> Task goal:
Transcribe all of the records precisely as they are presented.

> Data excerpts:
<<<<
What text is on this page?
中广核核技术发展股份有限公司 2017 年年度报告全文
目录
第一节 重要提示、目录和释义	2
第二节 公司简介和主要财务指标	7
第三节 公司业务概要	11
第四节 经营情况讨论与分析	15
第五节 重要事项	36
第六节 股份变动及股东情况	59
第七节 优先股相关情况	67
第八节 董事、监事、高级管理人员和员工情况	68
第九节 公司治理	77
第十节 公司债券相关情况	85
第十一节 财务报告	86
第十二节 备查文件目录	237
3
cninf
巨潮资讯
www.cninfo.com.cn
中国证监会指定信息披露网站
>>>>
> Worked solution:
What text is on this page?
中广核核技术发展股份有限公司 2017 年年度报告全文
目录
第一节 重要提示、目录和释义	2
第二节 公司简介和主要财务指标	7
第三节 公司业务概要	11
第四节 经营情况讨论与分析	15
第五节 重要事项	36
第六节 股份变动及股东情况	59
第七节 优先股相关情况	67
第八节 董事、监事、高级管理人员和员工情况	68
第九节 公司治理	77
第十节 公司债券相关情况	85
第十一节 财务报告	86
第十二节 备查文件目录	237
3
cninf
巨潮资讯
www.cninfo.com.cn
中国证监会指定信息披露网站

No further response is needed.